Given instruction:
Exclude the pictures and return every line exactly as written.

Saved data entries
** START **

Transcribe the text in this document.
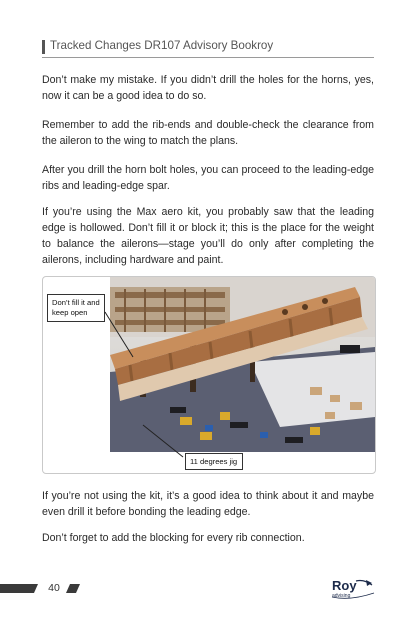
Tracked Changes DR107 Advisory Bookroy

Don’t make my mistake. If you didn’t drill the holes for the horns, yes, now it can be a good idea to do so.

Remember to add the rib-ends and double-check the clearance from the aileron to the wing to match the plans.

After you drill the horn bolt holes, you can proceed to the leading-edge ribs and leading-edge spar.

If you’re using the Max aero kit, you probably saw that the leading edge is hollowed. Don’t fill it or block it; this is the place for the weight to balance the ailerons—stage you’ll do only after completing the ailerons, including hardware and paint.

Don’t fill it and keep open
11 degrees jig

If you’re not using the kit, it’s a good idea to think about it and maybe even drill it before bonding the leading edge.

Don’t forget to add the blocking for every rib connection.

40	Roy
advising
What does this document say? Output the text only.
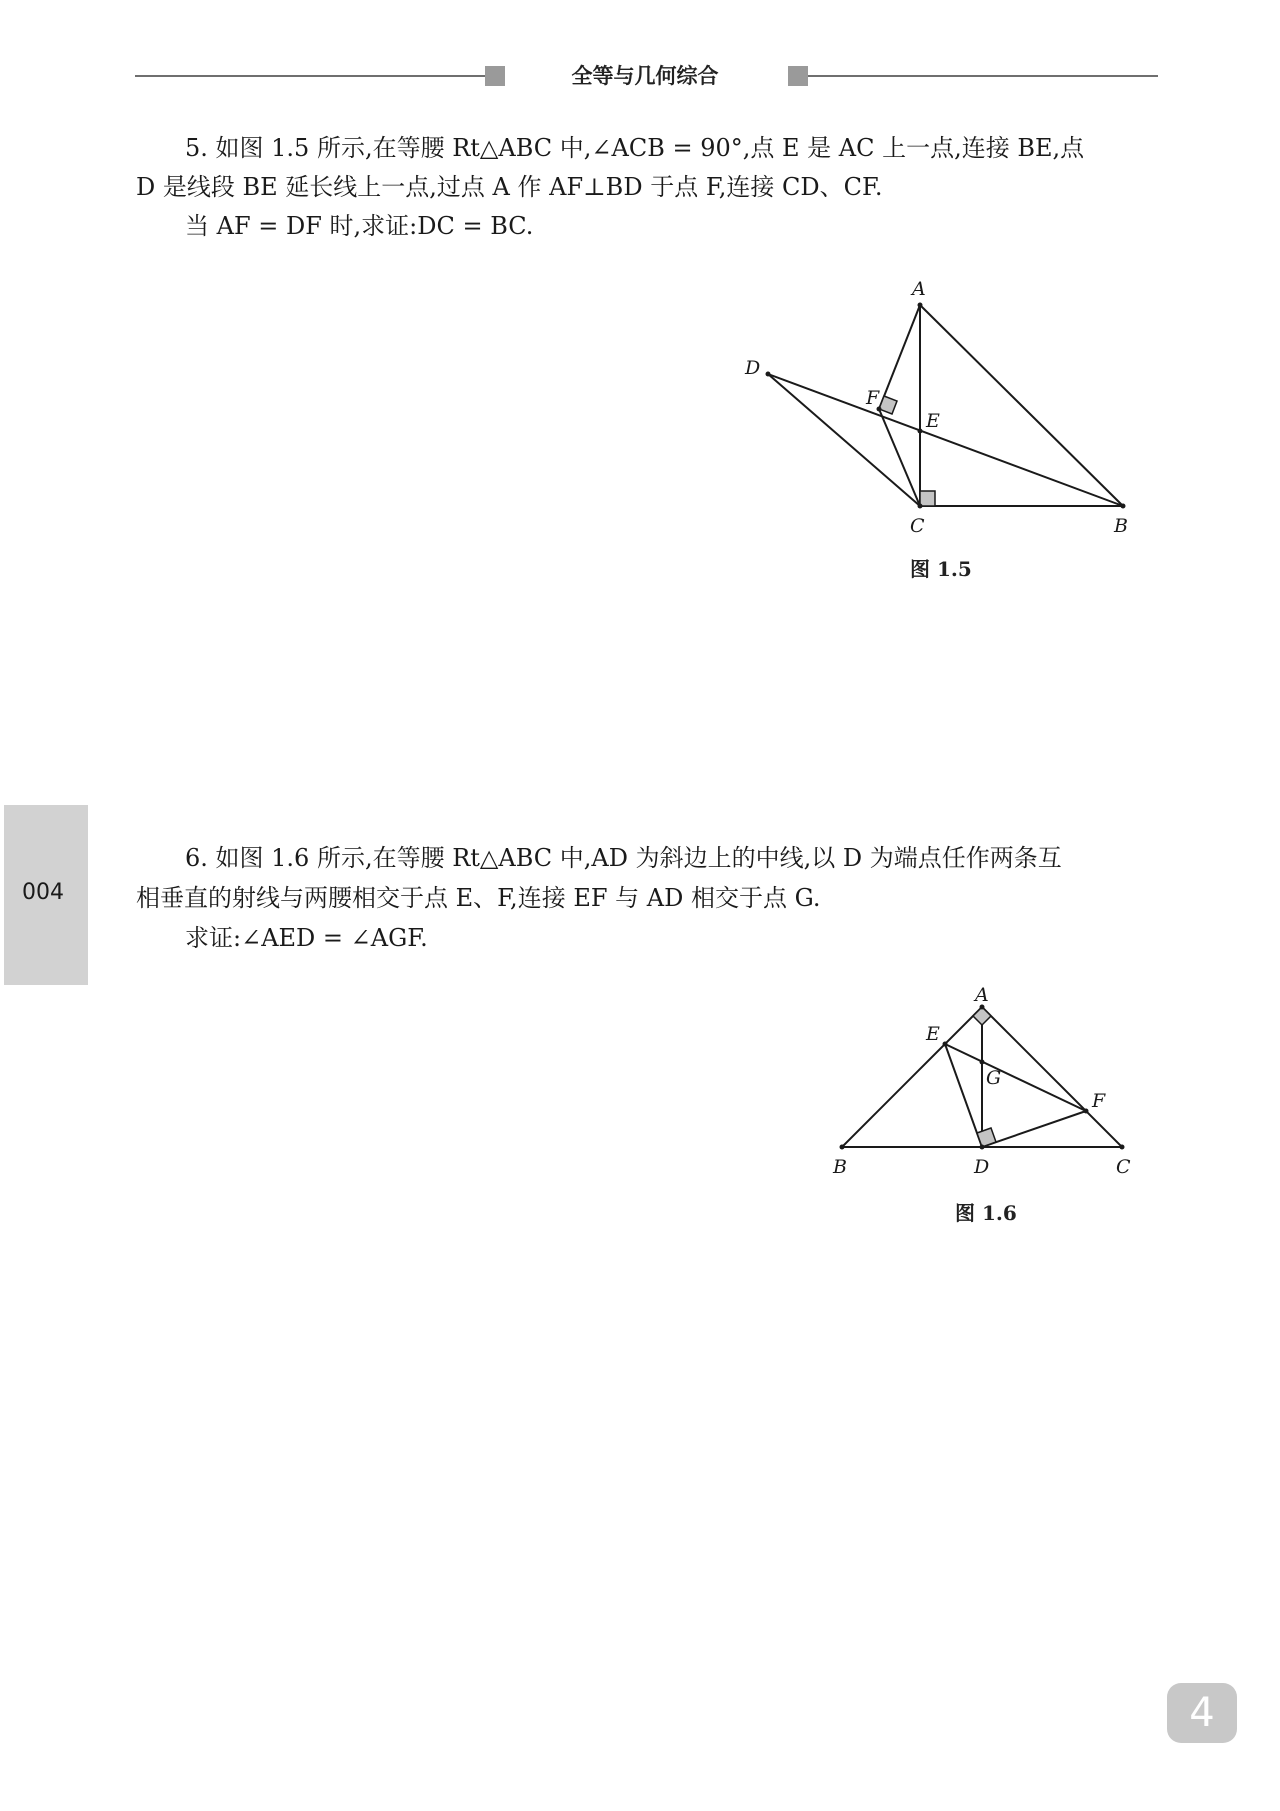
全等与几何综合
5. 如图 1.5 所示,在等腰 Rt△ABC 中,∠ACB = 90°,点 E 是 AC 上一点,连接 BE,点
D 是线段 BE 延长线上一点,过点 A 作 AF⊥BD 于点 F,连接 CD、CF.
当 AF = DF 时,求证:DC = BC.
A
D
F
E
C	B
图 1.5
004
6. 如图 1.6 所示,在等腰 Rt△ABC 中,AD 为斜边上的中线,以 D 为端点任作两条互
相垂直的射线与两腰相交于点 E、F,连接 EF 与 AD 相交于点 G.
求证:∠AED = ∠AGF.
A
E
G
F
B	D	C
图 1.6
4
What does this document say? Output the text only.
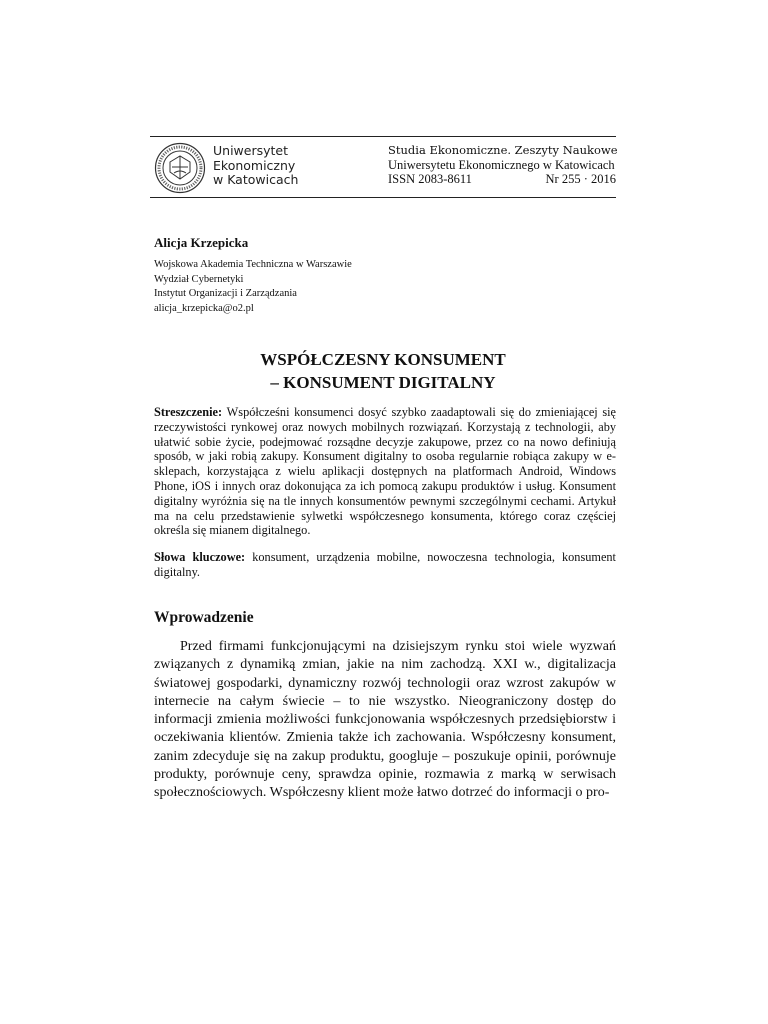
Uniwersytet
Ekonomiczny
w Katowicach
Studia Ekonomiczne. Zeszyty Naukowe
Uniwersytetu Ekonomicznego w Katowicach
ISSN 2083-8611	Nr 255 · 2016
Alicja Krzepicka
Wojskowa Akademia Techniczna w Warszawie
Wydział Cybernetyki
Instytut Organizacji i Zarządzania
alicja_krzepicka@o2.pl
WSPÓŁCZESNY KONSUMENT
– KONSUMENT DIGITALNY
Streszczenie: Współcześni konsumenci dosyć szybko zaadaptowali się do zmieniającej się rzeczywistości rynkowej oraz nowych mobilnych rozwiązań. Korzystają z technologii, aby ułatwić sobie życie, podejmować rozsądne decyzje zakupowe, przez co na nowo definiują sposób, w jaki robią zakupy. Konsument digitalny to osoba regularnie robiąca zakupy w e-sklepach, korzystająca z wielu aplikacji dostępnych na platformach Android, Windows Phone, iOS i innych oraz dokonująca za ich pomocą zakupu produktów i usług. Konsument digitalny wyróżnia się na tle innych konsumentów pewnymi szczególnymi cechami. Artykuł ma na celu przedstawienie sylwetki współczesnego konsumenta, którego coraz częściej określa się mianem digitalnego.
Słowa kluczowe: konsument, urządzenia mobilne, nowoczesna technologia, konsument digitalny.
Wprowadzenie
Przed firmami funkcjonującymi na dzisiejszym rynku stoi wiele wyzwań związanych z dynamiką zmian, jakie na nim zachodzą. XXI w., digitalizacja światowej gospodarki, dynamiczny rozwój technologii oraz wzrost zakupów w internecie na całym świecie – to nie wszystko. Nieograniczony dostęp do informacji zmienia możliwości funkcjonowania współczesnych przedsiębiorstw i oczekiwania klientów. Zmienia także ich zachowania. Współczesny konsument, zanim zdecyduje się na zakup produktu, googluje – poszukuje opinii, porównuje produkty, porównuje ceny, sprawdza opinie, rozmawia z marką w serwisach społecznościowych. Współczesny klient może łatwo dotrzeć do informacji o pro-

** END **

Solution for this problem:
Transcribe the text in this document.
Tracked Changes DR107 Advisory Bookroy

Don’t make my mistake. If you didn’t drill the holes for the horns, yes, now it can be a good idea to do so.

Remember to add the rib-ends and double-check the clearance from the aileron to the wing to match the plans.

After you drill the horn bolt holes, you can proceed to the leading-edge ribs and leading-edge spar.

If you’re using the Max aero kit, you probably saw that the leading edge is hollowed. Don’t fill it or block it; this is the place for the weight to balance the ailerons—stage you’ll do only after completing the ailerons, including hardware and paint.

Don’t fill it and keep open
11 degrees jig

If you’re not using the kit, it’s a good idea to think about it and maybe even drill it before bonding the leading edge.

Don’t forget to add the blocking for every rib connection.

40	Roy
advising
What does this document say? Output the text only.
全等与几何综合
5. 如图 1.5 所示,在等腰 Rt△ABC 中,∠ACB = 90°,点 E 是 AC 上一点,连接 BE,点
D 是线段 BE 延长线上一点,过点 A 作 AF⊥BD 于点 F,连接 CD、CF.
当 AF = DF 时,求证:DC = BC.
A
D
F
E
C	B
图 1.5
004
6. 如图 1.6 所示,在等腰 Rt△ABC 中,AD 为斜边上的中线,以 D 为端点任作两条互
相垂直的射线与两腰相交于点 E、F,连接 EF 与 AD 相交于点 G.
求证:∠AED = ∠AGF.
A
E
G
F
B	D	C
图 1.6
4
What does this document say? Output the text only.
Uniwersytet
Ekonomiczny
w Katowicach
Studia Ekonomiczne. Zeszyty Naukowe
Uniwersytetu Ekonomicznego w Katowicach
ISSN 2083-8611	Nr 255 · 2016
Alicja Krzepicka
Wojskowa Akademia Techniczna w Warszawie
Wydział Cybernetyki
Instytut Organizacji i Zarządzania
alicja_krzepicka@o2.pl
WSPÓŁCZESNY KONSUMENT
– KONSUMENT DIGITALNY
Streszczenie: Współcześni konsumenci dosyć szybko zaadaptowali się do zmieniającej się rzeczywistości rynkowej oraz nowych mobilnych rozwiązań. Korzystają z technologii, aby ułatwić sobie życie, podejmować rozsądne decyzje zakupowe, przez co na nowo definiują sposób, w jaki robią zakupy. Konsument digitalny to osoba regularnie robiąca zakupy w e-sklepach, korzystająca z wielu aplikacji dostępnych na platformach Android, Windows Phone, iOS i innych oraz dokonująca za ich pomocą zakupu produktów i usług. Konsument digitalny wyróżnia się na tle innych konsumentów pewnymi szczególnymi cechami. Artykuł ma na celu przedstawienie sylwetki współczesnego konsumenta, którego coraz częściej określa się mianem digitalnego.
Słowa kluczowe: konsument, urządzenia mobilne, nowoczesna technologia, konsument digitalny.
Wprowadzenie
Przed firmami funkcjonującymi na dzisiejszym rynku stoi wiele wyzwań związanych z dynamiką zmian, jakie na nim zachodzą. XXI w., digitalizacja światowej gospodarki, dynamiczny rozwój technologii oraz wzrost zakupów w internecie na całym świecie – to nie wszystko. Nieograniczony dostęp do informacji zmienia możliwości funkcjonowania współczesnych przedsiębiorstw i oczekiwania klientów. Zmienia także ich zachowania. Współczesny konsument, zanim zdecyduje się na zakup produktu, googluje – poszukuje opinii, porównuje produkty, porównuje ceny, sprawdza opinie, rozmawia z marką w serwisach społecznościowych. Współczesny klient może łatwo dotrzeć do informacji o pro-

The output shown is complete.